- _Instruction_:
Retype all of the entries word for word.

- _Records to process_:
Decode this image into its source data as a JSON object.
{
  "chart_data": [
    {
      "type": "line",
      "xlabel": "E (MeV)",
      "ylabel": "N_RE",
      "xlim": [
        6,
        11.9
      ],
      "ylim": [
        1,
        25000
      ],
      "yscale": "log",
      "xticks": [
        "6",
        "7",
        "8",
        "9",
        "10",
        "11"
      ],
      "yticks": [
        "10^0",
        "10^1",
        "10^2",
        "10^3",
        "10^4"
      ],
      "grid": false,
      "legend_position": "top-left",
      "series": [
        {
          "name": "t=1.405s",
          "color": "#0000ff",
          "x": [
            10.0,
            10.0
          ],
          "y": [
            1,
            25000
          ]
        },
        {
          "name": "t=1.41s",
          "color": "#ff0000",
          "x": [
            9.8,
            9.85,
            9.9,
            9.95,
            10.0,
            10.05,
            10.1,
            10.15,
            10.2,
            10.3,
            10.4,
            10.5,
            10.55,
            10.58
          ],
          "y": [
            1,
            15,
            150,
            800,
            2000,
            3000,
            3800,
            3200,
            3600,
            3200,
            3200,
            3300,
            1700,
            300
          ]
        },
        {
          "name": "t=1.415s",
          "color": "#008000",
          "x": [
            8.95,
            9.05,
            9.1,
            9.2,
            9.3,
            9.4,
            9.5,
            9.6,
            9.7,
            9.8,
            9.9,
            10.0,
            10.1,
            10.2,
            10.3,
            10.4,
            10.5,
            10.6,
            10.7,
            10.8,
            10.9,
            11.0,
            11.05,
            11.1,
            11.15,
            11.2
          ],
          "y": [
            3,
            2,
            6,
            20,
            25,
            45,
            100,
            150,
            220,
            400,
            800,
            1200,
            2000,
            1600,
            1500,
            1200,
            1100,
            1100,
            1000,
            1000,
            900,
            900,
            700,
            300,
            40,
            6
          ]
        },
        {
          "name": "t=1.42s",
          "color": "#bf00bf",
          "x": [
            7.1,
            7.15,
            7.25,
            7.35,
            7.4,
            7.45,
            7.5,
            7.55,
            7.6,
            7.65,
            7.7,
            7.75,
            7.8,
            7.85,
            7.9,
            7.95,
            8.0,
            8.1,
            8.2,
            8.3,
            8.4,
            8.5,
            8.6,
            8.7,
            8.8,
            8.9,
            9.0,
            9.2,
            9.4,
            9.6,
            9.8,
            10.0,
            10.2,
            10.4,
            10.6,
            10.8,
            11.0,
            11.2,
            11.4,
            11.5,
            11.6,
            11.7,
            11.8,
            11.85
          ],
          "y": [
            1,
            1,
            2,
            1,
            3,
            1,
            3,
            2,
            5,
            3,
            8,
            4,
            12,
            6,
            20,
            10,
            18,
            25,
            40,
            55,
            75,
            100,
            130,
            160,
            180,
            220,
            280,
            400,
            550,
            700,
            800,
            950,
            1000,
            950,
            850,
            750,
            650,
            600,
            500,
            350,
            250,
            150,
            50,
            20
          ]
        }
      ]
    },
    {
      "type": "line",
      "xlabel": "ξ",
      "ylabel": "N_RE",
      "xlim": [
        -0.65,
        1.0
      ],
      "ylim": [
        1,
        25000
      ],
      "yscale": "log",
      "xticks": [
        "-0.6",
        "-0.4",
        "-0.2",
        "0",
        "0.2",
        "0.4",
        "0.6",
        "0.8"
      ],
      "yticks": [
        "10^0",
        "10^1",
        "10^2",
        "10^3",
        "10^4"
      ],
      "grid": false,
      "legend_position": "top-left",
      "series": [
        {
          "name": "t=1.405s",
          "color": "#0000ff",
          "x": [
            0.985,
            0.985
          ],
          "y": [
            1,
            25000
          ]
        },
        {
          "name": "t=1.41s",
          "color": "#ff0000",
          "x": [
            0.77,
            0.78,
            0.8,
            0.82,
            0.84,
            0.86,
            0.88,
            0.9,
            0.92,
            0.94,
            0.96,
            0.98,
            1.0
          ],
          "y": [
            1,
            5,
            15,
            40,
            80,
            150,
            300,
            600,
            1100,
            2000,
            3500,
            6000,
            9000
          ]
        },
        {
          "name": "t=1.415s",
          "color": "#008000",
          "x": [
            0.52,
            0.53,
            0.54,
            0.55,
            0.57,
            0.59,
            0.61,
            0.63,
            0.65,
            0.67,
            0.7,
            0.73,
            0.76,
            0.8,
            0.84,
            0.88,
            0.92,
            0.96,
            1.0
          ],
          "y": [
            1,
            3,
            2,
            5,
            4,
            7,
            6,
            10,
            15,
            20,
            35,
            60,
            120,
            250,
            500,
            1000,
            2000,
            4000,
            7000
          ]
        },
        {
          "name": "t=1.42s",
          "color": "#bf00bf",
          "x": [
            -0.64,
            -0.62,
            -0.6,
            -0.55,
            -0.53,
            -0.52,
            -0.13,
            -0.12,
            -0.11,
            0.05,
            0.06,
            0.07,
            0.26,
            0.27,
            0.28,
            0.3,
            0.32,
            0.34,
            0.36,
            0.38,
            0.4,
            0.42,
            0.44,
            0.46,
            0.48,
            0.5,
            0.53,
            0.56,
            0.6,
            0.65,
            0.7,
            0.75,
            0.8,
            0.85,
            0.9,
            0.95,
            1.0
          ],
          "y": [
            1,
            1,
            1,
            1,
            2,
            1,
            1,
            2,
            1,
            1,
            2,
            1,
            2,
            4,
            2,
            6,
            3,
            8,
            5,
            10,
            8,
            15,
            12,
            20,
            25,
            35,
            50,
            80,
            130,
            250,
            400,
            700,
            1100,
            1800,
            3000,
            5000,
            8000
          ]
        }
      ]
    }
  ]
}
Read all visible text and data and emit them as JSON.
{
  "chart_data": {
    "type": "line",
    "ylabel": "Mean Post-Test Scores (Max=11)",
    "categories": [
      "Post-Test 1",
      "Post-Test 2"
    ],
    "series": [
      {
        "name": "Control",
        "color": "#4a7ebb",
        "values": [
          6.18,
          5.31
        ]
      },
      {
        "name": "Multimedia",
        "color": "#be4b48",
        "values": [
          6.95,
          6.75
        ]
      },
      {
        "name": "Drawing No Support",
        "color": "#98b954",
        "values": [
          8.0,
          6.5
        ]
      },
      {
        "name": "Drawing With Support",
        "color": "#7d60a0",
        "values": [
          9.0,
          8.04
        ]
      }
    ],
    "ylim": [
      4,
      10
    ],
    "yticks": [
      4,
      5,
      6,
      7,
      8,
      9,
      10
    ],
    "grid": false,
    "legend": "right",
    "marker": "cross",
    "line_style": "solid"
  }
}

- _Correct response_:
Decode this image into its source data as a JSON object.
{
  "chart_data": [
    {
      "type": "line",
      "xlabel": "E (MeV)",
      "ylabel": "N_RE",
      "xlim": [
        6,
        11.9
      ],
      "ylim": [
        1,
        25000
      ],
      "yscale": "log",
      "xticks": [
        "6",
        "7",
        "8",
        "9",
        "10",
        "11"
      ],
      "yticks": [
        "10^0",
        "10^1",
        "10^2",
        "10^3",
        "10^4"
      ],
      "grid": false,
      "legend_position": "top-left",
      "series": [
        {
          "name": "t=1.405s",
          "color": "#0000ff",
          "x": [
            10.0,
            10.0
          ],
          "y": [
            1,
            25000
          ]
        },
        {
          "name": "t=1.41s",
          "color": "#ff0000",
          "x": [
            9.8,
            9.85,
            9.9,
            9.95,
            10.0,
            10.05,
            10.1,
            10.15,
            10.2,
            10.3,
            10.4,
            10.5,
            10.55,
            10.58
          ],
          "y": [
            1,
            15,
            150,
            800,
            2000,
            3000,
            3800,
            3200,
            3600,
            3200,
            3200,
            3300,
            1700,
            300
          ]
        },
        {
          "name": "t=1.415s",
          "color": "#008000",
          "x": [
            8.95,
            9.05,
            9.1,
            9.2,
            9.3,
            9.4,
            9.5,
            9.6,
            9.7,
            9.8,
            9.9,
            10.0,
            10.1,
            10.2,
            10.3,
            10.4,
            10.5,
            10.6,
            10.7,
            10.8,
            10.9,
            11.0,
            11.05,
            11.1,
            11.15,
            11.2
          ],
          "y": [
            3,
            2,
            6,
            20,
            25,
            45,
            100,
            150,
            220,
            400,
            800,
            1200,
            2000,
            1600,
            1500,
            1200,
            1100,
            1100,
            1000,
            1000,
            900,
            900,
            700,
            300,
            40,
            6
          ]
        },
        {
          "name": "t=1.42s",
          "color": "#bf00bf",
          "x": [
            7.1,
            7.15,
            7.25,
            7.35,
            7.4,
            7.45,
            7.5,
            7.55,
            7.6,
            7.65,
            7.7,
            7.75,
            7.8,
            7.85,
            7.9,
            7.95,
            8.0,
            8.1,
            8.2,
            8.3,
            8.4,
            8.5,
            8.6,
            8.7,
            8.8,
            8.9,
            9.0,
            9.2,
            9.4,
            9.6,
            9.8,
            10.0,
            10.2,
            10.4,
            10.6,
            10.8,
            11.0,
            11.2,
            11.4,
            11.5,
            11.6,
            11.7,
            11.8,
            11.85
          ],
          "y": [
            1,
            1,
            2,
            1,
            3,
            1,
            3,
            2,
            5,
            3,
            8,
            4,
            12,
            6,
            20,
            10,
            18,
            25,
            40,
            55,
            75,
            100,
            130,
            160,
            180,
            220,
            280,
            400,
            550,
            700,
            800,
            950,
            1000,
            950,
            850,
            750,
            650,
            600,
            500,
            350,
            250,
            150,
            50,
            20
          ]
        }
      ]
    },
    {
      "type": "line",
      "xlabel": "ξ",
      "ylabel": "N_RE",
      "xlim": [
        -0.65,
        1.0
      ],
      "ylim": [
        1,
        25000
      ],
      "yscale": "log",
      "xticks": [
        "-0.6",
        "-0.4",
        "-0.2",
        "0",
        "0.2",
        "0.4",
        "0.6",
        "0.8"
      ],
      "yticks": [
        "10^0",
        "10^1",
        "10^2",
        "10^3",
        "10^4"
      ],
      "grid": false,
      "legend_position": "top-left",
      "series": [
        {
          "name": "t=1.405s",
          "color": "#0000ff",
          "x": [
            0.985,
            0.985
          ],
          "y": [
            1,
            25000
          ]
        },
        {
          "name": "t=1.41s",
          "color": "#ff0000",
          "x": [
            0.77,
            0.78,
            0.8,
            0.82,
            0.84,
            0.86,
            0.88,
            0.9,
            0.92,
            0.94,
            0.96,
            0.98,
            1.0
          ],
          "y": [
            1,
            5,
            15,
            40,
            80,
            150,
            300,
            600,
            1100,
            2000,
            3500,
            6000,
            9000
          ]
        },
        {
          "name": "t=1.415s",
          "color": "#008000",
          "x": [
            0.52,
            0.53,
            0.54,
            0.55,
            0.57,
            0.59,
            0.61,
            0.63,
            0.65,
            0.67,
            0.7,
            0.73,
            0.76,
            0.8,
            0.84,
            0.88,
            0.92,
            0.96,
            1.0
          ],
          "y": [
            1,
            3,
            2,
            5,
            4,
            7,
            6,
            10,
            15,
            20,
            35,
            60,
            120,
            250,
            500,
            1000,
            2000,
            4000,
            7000
          ]
        },
        {
          "name": "t=1.42s",
          "color": "#bf00bf",
          "x": [
            -0.64,
            -0.62,
            -0.6,
            -0.55,
            -0.53,
            -0.52,
            -0.13,
            -0.12,
            -0.11,
            0.05,
            0.06,
            0.07,
            0.26,
            0.27,
            0.28,
            0.3,
            0.32,
            0.34,
            0.36,
            0.38,
            0.4,
            0.42,
            0.44,
            0.46,
            0.48,
            0.5,
            0.53,
            0.56,
            0.6,
            0.65,
            0.7,
            0.75,
            0.8,
            0.85,
            0.9,
            0.95,
            1.0
          ],
          "y": [
            1,
            1,
            1,
            1,
            2,
            1,
            1,
            2,
            1,
            1,
            2,
            1,
            2,
            4,
            2,
            6,
            3,
            8,
            5,
            10,
            8,
            15,
            12,
            20,
            25,
            35,
            50,
            80,
            130,
            250,
            400,
            700,
            1100,
            1800,
            3000,
            5000,
            8000
          ]
        }
      ]
    }
  ]
}
Read all visible text and data and emit them as JSON.
{
  "chart_data": {
    "type": "line",
    "ylabel": "Mean Post-Test Scores (Max=11)",
    "categories": [
      "Post-Test 1",
      "Post-Test 2"
    ],
    "series": [
      {
        "name": "Control",
        "color": "#4a7ebb",
        "values": [
          6.18,
          5.31
        ]
      },
      {
        "name": "Multimedia",
        "color": "#be4b48",
        "values": [
          6.95,
          6.75
        ]
      },
      {
        "name": "Drawing No Support",
        "color": "#98b954",
        "values": [
          8.0,
          6.5
        ]
      },
      {
        "name": "Drawing With Support",
        "color": "#7d60a0",
        "values": [
          9.0,
          8.04
        ]
      }
    ],
    "ylim": [
      4,
      10
    ],
    "yticks": [
      4,
      5,
      6,
      7,
      8,
      9,
      10
    ],
    "grid": false,
    "legend": "right",
    "marker": "cross",
    "line_style": "solid"
  }
}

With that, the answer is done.